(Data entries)
——————————

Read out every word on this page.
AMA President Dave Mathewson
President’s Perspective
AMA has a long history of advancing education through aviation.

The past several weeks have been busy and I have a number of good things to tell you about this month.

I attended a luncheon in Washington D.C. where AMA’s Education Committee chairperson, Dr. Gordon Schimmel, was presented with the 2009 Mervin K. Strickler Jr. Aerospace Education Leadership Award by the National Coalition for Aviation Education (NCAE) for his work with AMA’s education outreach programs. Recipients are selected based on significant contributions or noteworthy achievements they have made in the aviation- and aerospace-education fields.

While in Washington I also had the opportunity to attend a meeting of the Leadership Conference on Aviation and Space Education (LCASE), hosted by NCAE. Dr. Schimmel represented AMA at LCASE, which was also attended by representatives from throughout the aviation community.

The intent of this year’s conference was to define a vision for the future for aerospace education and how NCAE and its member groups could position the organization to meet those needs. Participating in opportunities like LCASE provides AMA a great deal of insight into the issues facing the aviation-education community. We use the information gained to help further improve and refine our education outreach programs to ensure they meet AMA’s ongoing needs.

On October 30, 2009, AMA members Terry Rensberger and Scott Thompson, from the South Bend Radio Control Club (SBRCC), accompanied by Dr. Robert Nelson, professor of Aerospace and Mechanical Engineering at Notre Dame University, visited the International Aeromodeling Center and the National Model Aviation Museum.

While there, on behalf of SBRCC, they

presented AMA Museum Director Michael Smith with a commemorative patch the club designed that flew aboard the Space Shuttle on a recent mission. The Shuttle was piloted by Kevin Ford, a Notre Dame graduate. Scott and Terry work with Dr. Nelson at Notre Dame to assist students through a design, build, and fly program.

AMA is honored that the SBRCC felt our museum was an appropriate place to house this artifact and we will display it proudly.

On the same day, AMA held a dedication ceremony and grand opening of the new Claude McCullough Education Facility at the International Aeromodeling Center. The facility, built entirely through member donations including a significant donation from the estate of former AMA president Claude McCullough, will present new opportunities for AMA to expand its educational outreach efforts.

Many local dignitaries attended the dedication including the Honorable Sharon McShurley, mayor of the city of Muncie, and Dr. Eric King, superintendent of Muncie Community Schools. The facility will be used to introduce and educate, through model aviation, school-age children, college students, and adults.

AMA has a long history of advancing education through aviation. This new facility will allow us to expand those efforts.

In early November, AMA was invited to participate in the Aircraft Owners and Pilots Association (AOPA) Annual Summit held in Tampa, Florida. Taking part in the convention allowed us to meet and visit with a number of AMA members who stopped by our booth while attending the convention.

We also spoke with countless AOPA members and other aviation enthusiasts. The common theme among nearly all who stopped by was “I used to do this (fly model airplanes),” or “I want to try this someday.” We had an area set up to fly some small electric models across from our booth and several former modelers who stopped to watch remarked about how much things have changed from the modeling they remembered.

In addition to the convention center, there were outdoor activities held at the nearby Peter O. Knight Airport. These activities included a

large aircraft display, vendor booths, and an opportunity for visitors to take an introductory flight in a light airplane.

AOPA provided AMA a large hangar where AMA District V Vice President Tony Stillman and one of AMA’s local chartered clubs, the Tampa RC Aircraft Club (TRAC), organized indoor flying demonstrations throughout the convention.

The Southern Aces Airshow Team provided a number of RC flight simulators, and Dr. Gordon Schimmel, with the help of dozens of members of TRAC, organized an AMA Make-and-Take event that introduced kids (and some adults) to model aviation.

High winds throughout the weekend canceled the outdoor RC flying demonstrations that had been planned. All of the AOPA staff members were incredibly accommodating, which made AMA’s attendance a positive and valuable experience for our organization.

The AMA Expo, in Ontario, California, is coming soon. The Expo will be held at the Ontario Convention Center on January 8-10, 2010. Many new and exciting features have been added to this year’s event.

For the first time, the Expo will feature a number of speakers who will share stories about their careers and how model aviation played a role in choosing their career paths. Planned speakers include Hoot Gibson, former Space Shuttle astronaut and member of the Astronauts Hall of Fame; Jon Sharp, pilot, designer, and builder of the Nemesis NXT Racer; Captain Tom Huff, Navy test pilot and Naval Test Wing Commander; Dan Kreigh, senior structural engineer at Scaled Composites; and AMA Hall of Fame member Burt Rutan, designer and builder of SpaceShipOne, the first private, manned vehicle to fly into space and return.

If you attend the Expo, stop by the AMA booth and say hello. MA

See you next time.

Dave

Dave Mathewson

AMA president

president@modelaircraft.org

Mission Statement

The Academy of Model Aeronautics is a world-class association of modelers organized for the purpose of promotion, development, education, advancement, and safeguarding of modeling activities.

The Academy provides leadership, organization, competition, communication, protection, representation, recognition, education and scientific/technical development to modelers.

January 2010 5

——————————

Return every line in the listing that contains the word "held".

On the same day, AMA held a dedication ceremony and grand opening of the new Claude McCullough Education Facility at the International Aeromodeling Center. The facility, built entirely through member donations including a significant donation from the estate of former AMA president Claude McCullough, will present new opportunities for AMA to expand its educational outreach efforts.
In early November, AMA was invited to participate in the Aircraft Owners and Pilots Association (AOPA) Annual Summit held in Tampa, Florida. Taking part in the convention allowed us to meet and visit with a number of AMA members who stopped by our booth while attending the convention.
In addition to the convention center, there were outdoor activities held at the nearby Peter O. Knight Airport. These activities included a
The AMA Expo, in Ontario, California, is coming soon. The Expo will be held at the Ontario Convention Center on January 8-10, 2010. Many new and exciting features have been added to this year’s event.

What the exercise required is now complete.